Locate the word "title" in the material, then show every line that holds it.

* BEGIN *

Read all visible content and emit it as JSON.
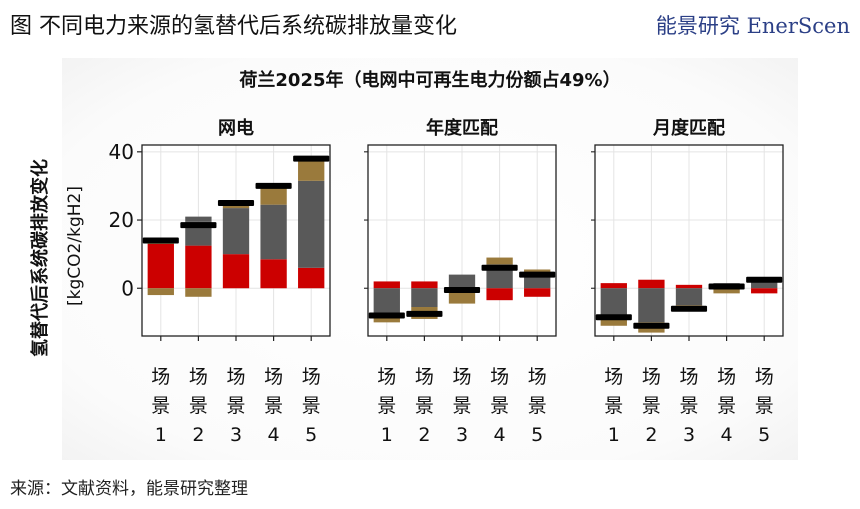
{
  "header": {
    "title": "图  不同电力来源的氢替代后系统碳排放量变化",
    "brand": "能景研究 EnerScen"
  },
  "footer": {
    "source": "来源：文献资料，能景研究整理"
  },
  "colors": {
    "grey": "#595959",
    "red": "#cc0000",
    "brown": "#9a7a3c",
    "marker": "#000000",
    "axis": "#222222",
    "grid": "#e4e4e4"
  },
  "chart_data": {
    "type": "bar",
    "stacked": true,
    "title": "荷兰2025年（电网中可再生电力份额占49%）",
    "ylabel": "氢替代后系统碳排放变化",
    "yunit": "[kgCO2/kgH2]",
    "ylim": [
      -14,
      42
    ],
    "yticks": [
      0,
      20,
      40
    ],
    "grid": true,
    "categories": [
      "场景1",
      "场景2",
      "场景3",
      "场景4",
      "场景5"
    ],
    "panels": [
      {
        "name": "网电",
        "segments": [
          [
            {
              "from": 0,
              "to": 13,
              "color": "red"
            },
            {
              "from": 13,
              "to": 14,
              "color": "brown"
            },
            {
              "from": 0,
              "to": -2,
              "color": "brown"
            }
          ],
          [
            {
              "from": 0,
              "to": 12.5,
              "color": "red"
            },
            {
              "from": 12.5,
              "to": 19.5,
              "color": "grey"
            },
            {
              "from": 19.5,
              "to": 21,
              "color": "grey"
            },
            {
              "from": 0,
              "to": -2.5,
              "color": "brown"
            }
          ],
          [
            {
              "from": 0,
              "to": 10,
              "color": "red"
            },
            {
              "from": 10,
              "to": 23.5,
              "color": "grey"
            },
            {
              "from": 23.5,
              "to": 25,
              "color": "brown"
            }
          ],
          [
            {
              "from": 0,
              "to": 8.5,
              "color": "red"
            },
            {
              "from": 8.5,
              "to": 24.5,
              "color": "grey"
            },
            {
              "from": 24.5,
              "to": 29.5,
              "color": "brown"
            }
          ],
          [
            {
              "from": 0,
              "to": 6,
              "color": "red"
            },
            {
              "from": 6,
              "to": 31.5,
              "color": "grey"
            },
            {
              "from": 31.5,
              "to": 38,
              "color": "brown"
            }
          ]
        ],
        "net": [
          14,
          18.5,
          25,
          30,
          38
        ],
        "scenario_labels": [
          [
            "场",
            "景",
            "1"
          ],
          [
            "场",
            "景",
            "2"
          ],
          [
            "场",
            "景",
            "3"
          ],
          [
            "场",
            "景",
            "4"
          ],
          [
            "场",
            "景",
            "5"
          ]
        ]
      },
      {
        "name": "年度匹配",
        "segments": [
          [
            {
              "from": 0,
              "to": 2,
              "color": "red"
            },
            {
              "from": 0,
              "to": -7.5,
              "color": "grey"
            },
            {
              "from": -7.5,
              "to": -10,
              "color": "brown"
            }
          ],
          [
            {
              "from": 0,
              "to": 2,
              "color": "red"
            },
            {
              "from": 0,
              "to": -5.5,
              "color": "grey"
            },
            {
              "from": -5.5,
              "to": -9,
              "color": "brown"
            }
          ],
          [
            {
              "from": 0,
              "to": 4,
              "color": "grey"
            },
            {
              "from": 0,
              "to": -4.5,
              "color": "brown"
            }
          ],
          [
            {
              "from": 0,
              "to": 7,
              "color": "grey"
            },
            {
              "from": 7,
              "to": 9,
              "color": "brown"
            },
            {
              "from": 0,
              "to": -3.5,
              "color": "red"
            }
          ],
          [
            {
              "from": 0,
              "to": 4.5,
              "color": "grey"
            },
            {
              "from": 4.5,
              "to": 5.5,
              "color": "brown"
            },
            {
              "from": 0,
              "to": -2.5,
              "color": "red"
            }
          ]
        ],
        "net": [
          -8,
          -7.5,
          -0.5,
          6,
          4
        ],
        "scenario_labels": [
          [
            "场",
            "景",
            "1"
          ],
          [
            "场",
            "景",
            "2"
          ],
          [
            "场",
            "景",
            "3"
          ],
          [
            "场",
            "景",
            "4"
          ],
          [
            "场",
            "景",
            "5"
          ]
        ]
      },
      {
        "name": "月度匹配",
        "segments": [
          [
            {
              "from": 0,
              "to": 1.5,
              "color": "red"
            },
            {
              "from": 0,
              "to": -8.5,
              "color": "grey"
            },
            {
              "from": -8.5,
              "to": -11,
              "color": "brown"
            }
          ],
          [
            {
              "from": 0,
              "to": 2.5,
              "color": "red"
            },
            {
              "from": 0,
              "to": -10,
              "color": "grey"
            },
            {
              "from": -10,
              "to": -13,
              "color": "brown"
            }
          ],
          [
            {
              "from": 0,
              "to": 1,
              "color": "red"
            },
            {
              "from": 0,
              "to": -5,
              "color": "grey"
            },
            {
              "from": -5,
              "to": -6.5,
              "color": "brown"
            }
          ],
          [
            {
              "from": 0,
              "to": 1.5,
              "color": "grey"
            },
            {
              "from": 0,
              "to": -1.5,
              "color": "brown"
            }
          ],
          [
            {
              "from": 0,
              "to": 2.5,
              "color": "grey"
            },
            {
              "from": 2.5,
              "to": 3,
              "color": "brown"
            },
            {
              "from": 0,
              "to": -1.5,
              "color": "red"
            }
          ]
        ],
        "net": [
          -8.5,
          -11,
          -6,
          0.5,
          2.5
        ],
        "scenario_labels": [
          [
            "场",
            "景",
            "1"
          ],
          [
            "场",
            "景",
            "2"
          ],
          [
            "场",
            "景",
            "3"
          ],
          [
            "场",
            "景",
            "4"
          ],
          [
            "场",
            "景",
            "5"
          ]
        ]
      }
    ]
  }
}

* END *

**TASK SOLUTION**
    "title": "图  不同电力来源的氢替代后系统碳排放量变化",
    "title": "荷兰2025年（电网中可再生电力份额占49%）",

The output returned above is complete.